▸ **What is required**:
Below are records; count the lines that contain "слова" and give only the total.

▸ **Provided material**:
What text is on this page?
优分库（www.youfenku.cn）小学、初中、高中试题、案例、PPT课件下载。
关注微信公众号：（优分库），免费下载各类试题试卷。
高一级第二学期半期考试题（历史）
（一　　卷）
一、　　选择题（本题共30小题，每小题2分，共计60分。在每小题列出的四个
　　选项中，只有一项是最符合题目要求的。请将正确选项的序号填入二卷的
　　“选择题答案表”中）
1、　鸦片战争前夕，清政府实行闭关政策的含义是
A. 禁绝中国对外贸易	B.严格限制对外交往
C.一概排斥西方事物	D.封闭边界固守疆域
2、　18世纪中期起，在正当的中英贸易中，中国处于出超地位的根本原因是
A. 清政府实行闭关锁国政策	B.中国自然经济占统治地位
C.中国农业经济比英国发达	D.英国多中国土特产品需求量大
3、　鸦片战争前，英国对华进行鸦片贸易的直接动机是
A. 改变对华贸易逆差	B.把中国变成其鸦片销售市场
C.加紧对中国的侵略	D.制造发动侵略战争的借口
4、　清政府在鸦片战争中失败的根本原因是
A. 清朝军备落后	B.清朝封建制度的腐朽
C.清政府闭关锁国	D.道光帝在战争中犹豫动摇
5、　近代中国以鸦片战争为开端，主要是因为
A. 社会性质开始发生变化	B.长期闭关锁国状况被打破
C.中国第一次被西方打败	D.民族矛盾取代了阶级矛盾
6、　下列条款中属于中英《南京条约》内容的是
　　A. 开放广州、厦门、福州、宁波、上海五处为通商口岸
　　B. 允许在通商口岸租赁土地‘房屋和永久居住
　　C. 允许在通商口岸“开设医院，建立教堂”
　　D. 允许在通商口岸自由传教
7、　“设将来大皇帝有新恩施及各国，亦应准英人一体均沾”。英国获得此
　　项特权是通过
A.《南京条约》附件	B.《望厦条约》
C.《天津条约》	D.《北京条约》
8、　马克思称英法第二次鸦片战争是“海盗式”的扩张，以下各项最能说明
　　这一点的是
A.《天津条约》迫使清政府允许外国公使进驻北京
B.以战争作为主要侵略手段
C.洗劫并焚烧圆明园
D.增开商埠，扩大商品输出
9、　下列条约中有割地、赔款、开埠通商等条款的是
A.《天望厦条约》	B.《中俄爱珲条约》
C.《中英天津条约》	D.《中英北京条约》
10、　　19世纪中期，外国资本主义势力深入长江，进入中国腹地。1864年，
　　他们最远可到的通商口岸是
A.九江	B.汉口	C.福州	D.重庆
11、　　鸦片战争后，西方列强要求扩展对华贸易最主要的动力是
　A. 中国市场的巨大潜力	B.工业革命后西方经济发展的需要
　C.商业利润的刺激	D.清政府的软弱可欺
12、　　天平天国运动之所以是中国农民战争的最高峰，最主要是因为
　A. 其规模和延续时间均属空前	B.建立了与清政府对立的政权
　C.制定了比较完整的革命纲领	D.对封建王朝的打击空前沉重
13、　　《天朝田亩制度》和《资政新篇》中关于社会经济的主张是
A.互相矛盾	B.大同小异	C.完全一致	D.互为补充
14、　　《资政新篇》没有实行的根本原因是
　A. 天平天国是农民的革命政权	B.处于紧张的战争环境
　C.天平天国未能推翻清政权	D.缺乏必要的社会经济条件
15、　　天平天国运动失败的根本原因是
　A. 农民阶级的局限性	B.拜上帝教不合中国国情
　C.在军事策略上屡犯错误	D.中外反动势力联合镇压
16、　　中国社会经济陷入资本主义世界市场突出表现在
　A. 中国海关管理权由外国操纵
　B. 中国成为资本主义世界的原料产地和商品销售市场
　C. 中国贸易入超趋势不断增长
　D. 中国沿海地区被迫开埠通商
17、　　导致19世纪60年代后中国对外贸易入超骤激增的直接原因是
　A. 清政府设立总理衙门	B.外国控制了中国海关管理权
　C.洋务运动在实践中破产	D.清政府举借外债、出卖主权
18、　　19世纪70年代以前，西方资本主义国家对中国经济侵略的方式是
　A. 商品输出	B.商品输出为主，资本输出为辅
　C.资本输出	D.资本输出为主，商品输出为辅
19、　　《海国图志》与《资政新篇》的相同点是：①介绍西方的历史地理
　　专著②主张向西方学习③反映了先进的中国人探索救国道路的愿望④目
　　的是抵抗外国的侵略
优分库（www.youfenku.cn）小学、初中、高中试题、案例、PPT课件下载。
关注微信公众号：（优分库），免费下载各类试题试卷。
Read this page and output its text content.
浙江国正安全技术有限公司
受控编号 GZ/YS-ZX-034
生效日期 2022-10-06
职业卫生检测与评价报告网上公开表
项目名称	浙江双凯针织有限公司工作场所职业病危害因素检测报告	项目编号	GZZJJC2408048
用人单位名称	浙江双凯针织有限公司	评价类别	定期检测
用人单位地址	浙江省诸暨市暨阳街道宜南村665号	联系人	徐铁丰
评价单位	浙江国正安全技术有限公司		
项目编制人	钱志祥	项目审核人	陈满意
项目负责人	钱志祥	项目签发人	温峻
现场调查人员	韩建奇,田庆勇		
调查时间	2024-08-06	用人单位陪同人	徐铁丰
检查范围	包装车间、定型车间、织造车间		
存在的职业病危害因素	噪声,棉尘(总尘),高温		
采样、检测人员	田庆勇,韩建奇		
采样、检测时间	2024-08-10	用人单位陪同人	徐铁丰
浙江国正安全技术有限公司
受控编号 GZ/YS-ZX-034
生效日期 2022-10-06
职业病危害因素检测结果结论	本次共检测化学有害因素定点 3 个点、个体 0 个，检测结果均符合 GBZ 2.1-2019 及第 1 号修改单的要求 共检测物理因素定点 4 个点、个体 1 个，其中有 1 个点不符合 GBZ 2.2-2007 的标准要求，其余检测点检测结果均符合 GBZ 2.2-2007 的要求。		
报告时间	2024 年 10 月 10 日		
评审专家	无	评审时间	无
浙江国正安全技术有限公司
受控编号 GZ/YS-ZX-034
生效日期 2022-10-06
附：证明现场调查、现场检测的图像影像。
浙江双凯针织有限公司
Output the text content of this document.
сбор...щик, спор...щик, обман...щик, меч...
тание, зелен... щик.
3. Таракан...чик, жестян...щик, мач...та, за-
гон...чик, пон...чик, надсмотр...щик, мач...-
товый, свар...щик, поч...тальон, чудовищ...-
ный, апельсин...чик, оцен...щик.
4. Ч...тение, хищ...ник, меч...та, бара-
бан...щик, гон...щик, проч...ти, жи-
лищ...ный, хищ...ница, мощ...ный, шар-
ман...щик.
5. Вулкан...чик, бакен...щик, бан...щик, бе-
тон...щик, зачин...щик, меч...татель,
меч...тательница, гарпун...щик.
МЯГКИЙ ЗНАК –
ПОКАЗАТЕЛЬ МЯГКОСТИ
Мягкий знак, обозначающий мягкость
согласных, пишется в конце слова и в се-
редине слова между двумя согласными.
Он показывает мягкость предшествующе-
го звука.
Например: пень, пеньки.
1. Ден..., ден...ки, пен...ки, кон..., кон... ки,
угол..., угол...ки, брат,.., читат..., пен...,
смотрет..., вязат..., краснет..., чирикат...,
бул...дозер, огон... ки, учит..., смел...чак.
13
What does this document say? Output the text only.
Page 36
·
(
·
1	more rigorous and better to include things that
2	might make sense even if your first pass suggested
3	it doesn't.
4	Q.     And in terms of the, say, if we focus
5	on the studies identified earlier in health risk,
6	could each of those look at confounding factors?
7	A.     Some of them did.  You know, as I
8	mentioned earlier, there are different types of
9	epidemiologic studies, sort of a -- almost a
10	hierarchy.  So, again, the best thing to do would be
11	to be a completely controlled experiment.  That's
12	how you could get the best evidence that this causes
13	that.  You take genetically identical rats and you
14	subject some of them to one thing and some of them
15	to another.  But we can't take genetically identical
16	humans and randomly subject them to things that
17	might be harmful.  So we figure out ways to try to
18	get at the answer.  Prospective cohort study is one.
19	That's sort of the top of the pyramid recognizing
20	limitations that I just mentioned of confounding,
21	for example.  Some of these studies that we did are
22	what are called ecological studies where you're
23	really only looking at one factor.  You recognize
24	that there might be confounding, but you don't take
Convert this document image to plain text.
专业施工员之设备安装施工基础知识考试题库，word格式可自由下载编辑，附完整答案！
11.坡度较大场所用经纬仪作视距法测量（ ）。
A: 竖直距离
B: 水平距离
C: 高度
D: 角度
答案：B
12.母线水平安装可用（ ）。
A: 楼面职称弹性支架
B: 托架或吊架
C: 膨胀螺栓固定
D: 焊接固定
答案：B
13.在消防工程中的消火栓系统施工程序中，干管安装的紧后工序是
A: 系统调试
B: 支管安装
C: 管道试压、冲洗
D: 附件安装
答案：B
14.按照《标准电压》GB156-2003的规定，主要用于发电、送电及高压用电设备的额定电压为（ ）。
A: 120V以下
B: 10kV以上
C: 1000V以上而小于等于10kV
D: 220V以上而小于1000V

▸ **Answer for the task**:
2